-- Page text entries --
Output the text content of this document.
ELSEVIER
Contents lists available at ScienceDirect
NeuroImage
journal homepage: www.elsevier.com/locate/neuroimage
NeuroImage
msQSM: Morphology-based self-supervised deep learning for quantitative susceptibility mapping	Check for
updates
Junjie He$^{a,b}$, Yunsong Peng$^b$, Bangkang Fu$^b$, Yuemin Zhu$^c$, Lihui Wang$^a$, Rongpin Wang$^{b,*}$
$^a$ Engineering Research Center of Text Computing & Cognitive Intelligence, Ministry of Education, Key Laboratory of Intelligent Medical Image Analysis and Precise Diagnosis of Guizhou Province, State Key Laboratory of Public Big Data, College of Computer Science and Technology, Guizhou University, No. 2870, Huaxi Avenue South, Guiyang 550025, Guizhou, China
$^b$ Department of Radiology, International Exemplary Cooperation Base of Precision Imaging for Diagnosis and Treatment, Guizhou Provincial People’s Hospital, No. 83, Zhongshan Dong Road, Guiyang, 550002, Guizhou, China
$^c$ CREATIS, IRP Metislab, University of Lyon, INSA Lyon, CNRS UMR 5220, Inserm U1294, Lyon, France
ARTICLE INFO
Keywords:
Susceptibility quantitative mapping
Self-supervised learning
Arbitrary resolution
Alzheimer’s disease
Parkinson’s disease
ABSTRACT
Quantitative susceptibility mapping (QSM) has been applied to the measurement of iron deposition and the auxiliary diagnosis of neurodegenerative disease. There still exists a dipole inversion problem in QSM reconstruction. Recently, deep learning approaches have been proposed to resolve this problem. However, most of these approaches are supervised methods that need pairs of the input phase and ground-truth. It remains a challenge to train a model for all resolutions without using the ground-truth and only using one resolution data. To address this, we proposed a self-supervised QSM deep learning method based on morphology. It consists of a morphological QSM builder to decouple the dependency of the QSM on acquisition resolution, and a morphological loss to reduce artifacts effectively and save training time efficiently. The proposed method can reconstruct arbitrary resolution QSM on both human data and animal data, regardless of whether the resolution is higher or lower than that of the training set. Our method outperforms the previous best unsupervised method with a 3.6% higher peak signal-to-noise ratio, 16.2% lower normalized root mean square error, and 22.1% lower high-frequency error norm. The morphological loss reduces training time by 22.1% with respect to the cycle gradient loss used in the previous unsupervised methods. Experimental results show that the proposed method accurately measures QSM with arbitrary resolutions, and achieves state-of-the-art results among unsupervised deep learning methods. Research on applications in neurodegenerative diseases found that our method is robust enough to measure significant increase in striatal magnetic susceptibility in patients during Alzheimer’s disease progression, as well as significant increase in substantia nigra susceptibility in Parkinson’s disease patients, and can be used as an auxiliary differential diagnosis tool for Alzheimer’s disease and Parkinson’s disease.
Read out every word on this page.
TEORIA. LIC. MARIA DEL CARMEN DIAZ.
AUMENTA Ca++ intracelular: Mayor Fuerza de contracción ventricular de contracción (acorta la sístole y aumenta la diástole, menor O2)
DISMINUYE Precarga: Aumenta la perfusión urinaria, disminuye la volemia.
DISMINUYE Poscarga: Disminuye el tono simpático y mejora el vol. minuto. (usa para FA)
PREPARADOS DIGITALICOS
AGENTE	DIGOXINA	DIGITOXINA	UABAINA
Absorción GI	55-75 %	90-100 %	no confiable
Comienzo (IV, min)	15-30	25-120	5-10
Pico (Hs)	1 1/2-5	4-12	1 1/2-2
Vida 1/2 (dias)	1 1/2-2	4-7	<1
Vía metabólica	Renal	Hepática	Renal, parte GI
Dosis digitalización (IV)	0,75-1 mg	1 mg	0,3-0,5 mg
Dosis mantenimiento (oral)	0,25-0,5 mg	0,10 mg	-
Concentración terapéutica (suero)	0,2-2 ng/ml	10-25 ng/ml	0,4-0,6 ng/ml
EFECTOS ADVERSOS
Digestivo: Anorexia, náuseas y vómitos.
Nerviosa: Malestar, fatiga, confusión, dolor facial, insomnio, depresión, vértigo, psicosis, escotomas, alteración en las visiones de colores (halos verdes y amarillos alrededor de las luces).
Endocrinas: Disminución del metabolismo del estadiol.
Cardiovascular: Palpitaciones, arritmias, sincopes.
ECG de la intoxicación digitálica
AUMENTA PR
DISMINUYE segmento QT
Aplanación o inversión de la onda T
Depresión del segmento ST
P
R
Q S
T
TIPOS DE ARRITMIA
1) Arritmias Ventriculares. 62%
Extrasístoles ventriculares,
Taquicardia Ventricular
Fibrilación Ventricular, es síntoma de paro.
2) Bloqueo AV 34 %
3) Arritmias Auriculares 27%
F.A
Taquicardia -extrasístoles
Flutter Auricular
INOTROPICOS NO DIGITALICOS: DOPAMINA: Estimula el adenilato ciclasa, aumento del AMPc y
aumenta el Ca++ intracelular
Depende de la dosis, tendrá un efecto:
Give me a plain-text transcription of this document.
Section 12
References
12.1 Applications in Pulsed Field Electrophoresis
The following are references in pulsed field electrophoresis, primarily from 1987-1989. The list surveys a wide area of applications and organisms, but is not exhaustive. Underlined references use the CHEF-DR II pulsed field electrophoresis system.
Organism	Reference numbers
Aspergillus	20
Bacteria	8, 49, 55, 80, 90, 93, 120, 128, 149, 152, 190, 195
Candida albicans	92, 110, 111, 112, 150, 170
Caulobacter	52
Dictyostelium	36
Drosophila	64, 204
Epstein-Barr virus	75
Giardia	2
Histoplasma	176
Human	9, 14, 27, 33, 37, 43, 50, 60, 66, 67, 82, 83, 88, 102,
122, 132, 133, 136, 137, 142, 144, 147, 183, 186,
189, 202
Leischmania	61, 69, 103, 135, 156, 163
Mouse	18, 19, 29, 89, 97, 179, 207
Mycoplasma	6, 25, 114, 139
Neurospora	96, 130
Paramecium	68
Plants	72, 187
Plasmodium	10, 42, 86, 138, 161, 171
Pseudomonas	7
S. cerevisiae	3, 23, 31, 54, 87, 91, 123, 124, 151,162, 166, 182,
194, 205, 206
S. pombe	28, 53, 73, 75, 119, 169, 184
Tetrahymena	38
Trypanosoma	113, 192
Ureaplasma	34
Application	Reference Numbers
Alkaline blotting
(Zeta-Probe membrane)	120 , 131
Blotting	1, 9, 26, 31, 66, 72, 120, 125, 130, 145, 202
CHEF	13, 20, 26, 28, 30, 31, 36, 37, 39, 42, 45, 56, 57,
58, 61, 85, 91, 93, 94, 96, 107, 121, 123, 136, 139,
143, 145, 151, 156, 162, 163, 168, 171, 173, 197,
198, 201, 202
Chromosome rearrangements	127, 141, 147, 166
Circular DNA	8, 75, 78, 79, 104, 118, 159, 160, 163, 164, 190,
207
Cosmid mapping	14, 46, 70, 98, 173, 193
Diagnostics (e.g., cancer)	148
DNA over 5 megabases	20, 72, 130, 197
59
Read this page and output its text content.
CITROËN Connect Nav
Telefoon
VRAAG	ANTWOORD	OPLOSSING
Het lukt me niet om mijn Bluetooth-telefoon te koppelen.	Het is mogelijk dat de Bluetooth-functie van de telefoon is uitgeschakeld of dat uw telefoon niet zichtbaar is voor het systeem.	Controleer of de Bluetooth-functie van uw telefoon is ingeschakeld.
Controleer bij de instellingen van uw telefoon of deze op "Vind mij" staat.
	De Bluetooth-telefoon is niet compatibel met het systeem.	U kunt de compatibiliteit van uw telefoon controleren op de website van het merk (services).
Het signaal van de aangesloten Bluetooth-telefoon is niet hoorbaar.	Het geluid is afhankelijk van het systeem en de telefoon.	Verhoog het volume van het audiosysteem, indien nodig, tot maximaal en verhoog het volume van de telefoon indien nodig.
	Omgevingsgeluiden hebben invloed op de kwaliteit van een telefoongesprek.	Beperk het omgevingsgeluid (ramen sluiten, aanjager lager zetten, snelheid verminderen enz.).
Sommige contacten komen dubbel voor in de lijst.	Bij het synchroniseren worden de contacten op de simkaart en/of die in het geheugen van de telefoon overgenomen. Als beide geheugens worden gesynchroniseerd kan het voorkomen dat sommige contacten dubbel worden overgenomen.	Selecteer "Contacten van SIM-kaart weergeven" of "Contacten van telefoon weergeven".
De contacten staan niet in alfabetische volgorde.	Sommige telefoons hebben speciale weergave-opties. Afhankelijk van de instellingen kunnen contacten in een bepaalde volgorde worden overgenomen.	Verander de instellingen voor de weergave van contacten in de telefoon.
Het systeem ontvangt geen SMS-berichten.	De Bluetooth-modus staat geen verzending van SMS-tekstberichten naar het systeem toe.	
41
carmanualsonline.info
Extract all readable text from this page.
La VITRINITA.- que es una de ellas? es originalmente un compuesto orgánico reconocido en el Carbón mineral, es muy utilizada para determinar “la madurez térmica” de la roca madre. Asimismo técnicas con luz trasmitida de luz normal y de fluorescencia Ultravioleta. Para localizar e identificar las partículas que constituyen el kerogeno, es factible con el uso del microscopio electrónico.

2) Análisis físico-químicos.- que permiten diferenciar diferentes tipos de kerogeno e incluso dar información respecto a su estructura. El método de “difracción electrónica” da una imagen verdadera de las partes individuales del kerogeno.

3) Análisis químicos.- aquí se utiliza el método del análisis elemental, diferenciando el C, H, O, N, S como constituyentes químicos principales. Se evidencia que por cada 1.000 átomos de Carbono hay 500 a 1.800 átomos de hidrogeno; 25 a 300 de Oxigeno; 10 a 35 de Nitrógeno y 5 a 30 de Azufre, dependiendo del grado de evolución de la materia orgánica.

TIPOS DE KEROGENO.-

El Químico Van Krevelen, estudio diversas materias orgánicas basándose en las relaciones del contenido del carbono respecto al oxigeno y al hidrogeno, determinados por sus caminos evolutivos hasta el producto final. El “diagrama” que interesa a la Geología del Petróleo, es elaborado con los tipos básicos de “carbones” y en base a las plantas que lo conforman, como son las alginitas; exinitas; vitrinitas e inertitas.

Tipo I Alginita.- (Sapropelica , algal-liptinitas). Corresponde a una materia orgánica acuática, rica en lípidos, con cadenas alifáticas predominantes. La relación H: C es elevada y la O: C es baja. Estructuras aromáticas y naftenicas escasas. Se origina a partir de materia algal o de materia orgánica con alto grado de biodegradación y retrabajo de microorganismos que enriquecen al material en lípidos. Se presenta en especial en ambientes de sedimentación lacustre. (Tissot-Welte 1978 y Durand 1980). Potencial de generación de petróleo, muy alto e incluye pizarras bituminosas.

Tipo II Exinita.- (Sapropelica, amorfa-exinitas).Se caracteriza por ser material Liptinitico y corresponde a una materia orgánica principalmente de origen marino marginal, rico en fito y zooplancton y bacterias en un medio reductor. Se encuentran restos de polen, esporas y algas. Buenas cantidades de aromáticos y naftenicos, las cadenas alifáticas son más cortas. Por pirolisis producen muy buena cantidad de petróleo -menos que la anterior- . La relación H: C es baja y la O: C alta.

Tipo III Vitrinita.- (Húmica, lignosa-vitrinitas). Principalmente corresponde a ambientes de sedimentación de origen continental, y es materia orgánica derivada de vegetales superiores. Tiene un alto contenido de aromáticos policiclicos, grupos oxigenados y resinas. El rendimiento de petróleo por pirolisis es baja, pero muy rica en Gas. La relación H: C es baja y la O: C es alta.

-- Task statement --
For the records above, state how many lines include the string "staat", giving the number and nothing else.

-- Output of the task --
2